— begin Given information —

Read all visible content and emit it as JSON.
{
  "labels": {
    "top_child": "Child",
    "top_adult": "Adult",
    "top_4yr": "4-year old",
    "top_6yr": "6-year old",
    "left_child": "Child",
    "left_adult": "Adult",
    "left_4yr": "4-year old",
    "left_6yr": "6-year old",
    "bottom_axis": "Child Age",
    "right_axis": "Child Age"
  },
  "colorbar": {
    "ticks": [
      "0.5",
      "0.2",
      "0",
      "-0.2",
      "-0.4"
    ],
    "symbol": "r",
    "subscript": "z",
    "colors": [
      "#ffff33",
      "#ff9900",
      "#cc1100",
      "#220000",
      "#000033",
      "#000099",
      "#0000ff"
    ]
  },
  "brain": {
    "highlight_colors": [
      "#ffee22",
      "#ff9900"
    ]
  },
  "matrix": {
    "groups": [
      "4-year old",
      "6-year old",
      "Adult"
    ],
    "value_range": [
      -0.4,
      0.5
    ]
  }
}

— end Given information —

▸ Instructions for the task: Gather from the entries above all lines that include the string "year".

▸ Result of the exercise:
    "top_4yr": "4-year old",
    "top_6yr": "6-year old",
    "left_4yr": "4-year old",
    "left_6yr": "6-year old",
      "4-year old",
      "6-year old",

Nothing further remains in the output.